Exercise -> For each line in the data below that holds "mình", return a copy.

━━━ Supplied material ━━━

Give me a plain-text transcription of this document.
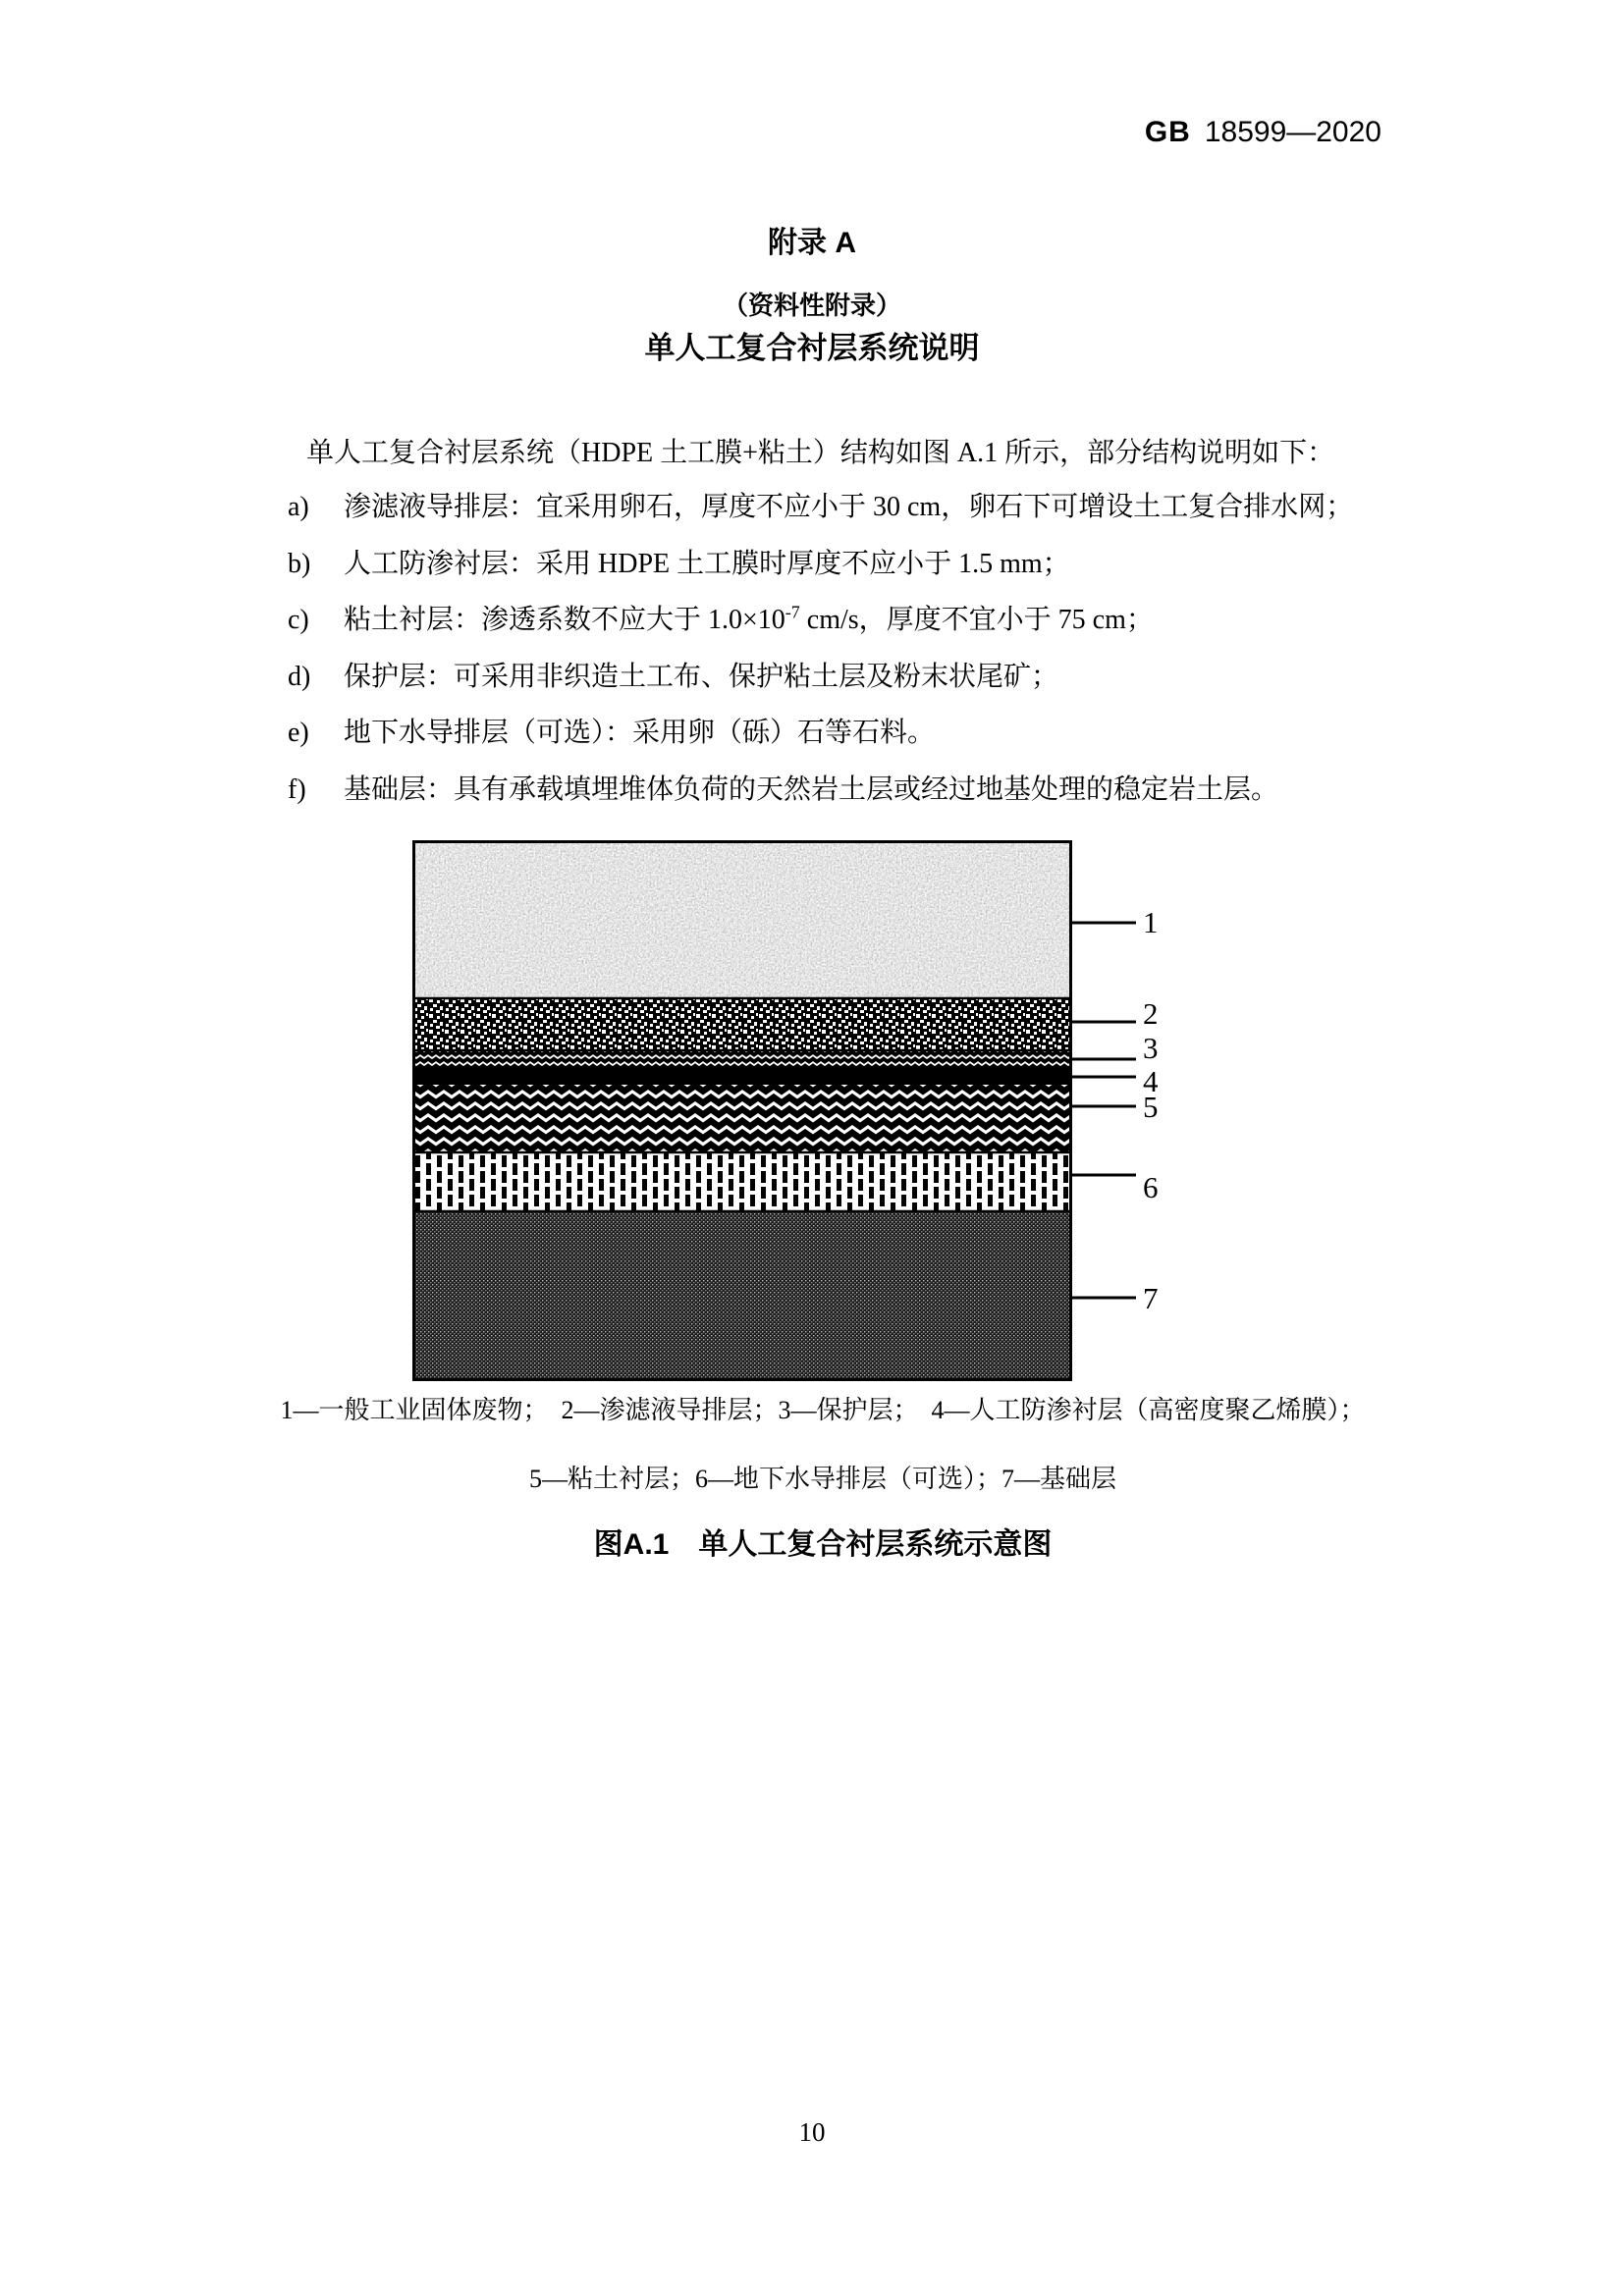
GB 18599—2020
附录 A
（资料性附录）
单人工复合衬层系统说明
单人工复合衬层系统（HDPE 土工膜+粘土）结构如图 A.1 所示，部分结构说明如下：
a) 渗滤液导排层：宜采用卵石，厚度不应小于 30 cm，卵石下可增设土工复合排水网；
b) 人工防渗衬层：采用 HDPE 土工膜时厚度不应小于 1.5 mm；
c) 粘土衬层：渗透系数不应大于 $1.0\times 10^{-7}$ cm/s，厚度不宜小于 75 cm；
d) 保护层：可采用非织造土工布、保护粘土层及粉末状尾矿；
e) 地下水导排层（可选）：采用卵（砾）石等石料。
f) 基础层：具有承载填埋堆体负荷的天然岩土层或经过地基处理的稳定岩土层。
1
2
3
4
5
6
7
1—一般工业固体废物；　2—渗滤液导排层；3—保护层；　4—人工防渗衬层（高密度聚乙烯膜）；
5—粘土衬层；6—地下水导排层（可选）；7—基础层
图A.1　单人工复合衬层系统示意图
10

━━━
━━━ Supplied material ━━━

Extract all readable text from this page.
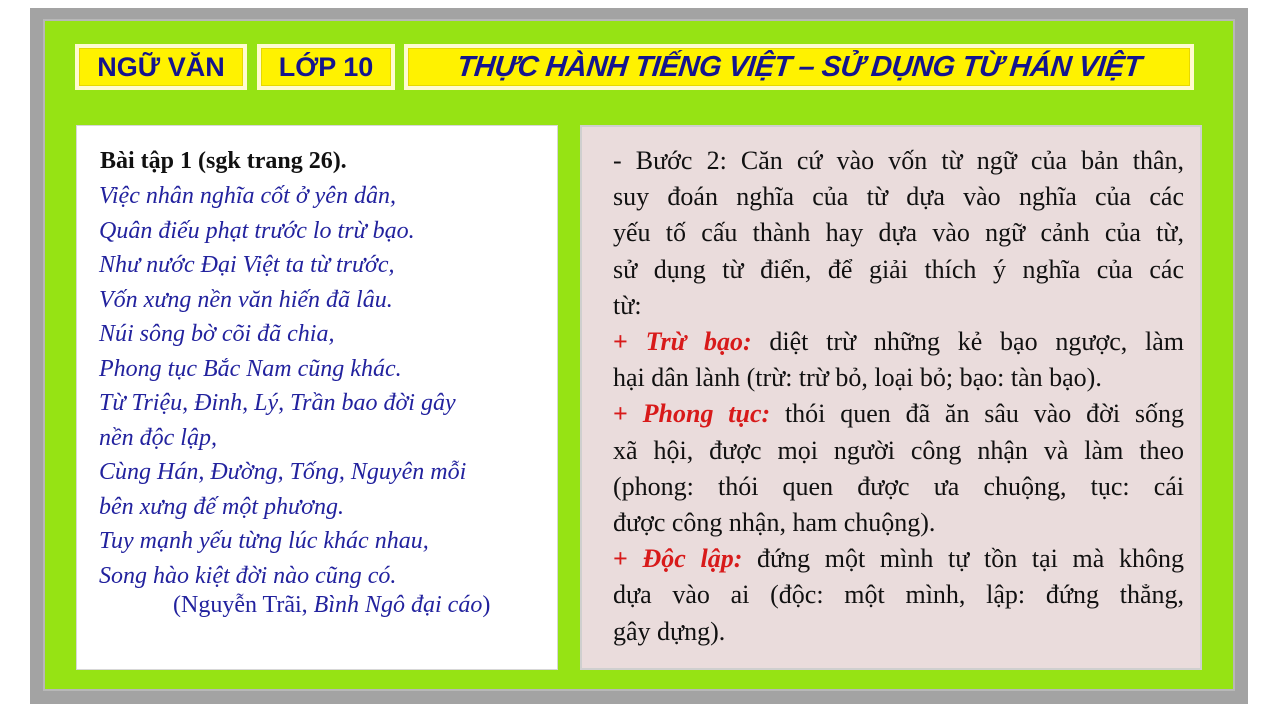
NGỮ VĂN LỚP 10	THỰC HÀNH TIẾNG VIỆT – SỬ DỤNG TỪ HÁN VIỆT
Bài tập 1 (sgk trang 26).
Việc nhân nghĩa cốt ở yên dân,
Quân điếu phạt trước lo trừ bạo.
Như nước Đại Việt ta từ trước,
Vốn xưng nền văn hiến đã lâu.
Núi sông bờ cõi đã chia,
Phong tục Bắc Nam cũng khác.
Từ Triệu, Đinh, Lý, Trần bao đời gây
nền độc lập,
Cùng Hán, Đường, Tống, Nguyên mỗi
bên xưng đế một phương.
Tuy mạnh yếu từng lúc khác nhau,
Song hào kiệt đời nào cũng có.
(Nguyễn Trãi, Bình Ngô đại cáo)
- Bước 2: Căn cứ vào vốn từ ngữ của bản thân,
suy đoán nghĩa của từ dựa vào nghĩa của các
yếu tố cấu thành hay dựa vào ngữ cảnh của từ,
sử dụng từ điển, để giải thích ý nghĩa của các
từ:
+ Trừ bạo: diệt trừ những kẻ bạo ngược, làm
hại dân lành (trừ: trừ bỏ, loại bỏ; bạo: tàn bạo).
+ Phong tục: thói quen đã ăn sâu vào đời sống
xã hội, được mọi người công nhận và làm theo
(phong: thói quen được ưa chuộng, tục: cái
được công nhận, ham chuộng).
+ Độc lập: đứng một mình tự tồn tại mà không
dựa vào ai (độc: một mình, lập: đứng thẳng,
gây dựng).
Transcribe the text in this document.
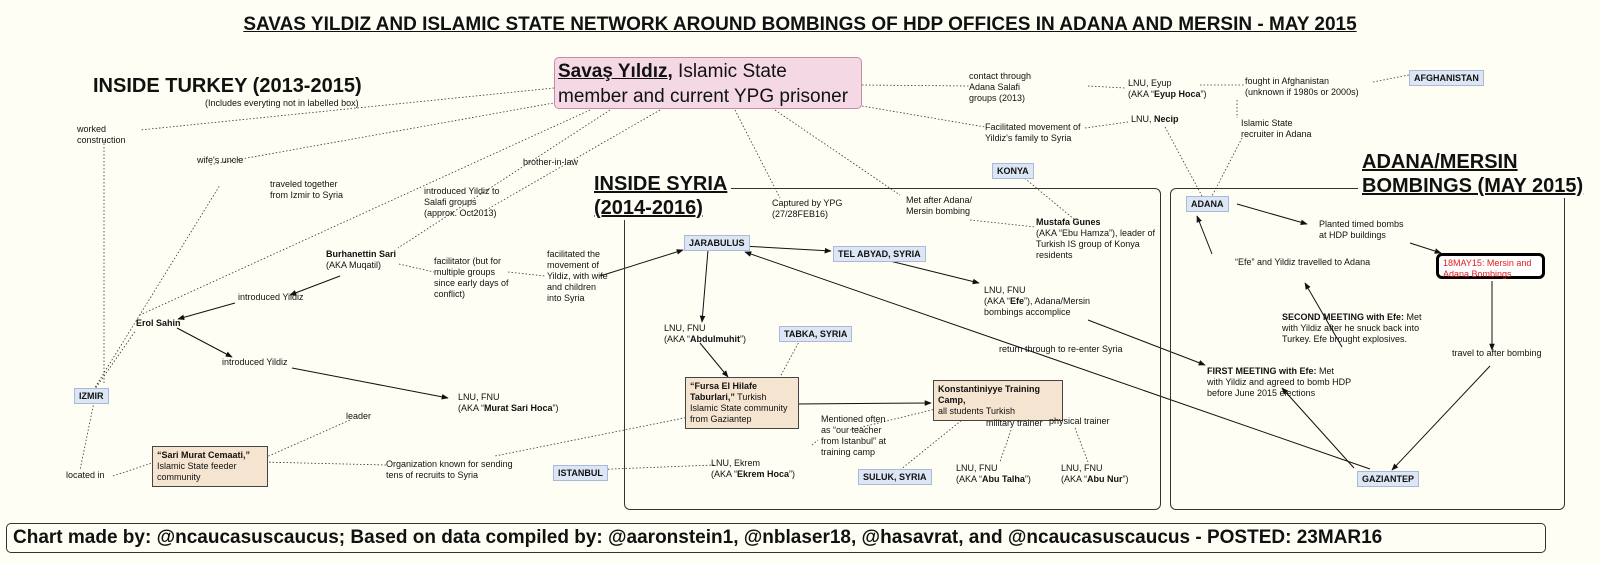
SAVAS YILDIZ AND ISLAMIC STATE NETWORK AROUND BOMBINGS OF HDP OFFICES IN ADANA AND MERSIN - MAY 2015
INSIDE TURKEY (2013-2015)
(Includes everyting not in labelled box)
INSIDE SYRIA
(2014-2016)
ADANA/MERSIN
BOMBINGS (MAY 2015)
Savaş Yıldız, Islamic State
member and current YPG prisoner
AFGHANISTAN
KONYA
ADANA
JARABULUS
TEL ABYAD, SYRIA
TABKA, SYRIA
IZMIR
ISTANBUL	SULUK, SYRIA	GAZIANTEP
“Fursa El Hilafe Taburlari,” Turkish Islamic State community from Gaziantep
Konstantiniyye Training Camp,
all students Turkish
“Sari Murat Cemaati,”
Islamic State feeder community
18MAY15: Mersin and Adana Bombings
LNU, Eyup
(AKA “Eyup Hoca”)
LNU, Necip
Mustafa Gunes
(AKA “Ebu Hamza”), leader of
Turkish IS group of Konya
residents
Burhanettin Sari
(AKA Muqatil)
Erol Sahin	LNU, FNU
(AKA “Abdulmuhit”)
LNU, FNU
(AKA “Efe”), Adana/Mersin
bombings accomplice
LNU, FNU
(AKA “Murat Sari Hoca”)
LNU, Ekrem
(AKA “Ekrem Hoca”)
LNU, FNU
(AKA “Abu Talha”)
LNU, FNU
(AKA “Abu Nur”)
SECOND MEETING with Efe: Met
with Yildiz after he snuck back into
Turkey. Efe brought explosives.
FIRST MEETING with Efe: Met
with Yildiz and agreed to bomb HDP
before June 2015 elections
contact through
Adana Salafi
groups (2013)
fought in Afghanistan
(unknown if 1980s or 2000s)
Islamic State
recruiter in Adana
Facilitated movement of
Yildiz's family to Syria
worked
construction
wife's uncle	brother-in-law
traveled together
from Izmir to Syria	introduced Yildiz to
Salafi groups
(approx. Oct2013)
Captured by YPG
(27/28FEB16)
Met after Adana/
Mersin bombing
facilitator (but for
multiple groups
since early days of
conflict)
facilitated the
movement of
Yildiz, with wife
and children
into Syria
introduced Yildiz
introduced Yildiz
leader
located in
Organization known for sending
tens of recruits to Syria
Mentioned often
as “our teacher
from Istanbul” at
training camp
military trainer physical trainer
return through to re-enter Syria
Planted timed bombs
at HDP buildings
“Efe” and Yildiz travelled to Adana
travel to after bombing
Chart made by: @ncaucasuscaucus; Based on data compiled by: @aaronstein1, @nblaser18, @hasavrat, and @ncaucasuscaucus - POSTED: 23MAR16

━━━

Exercise solution ->
+ Độc lập: đứng một mình tự tồn tại mà không
dựa vào ai (độc: một mình, lập: đứng thẳng,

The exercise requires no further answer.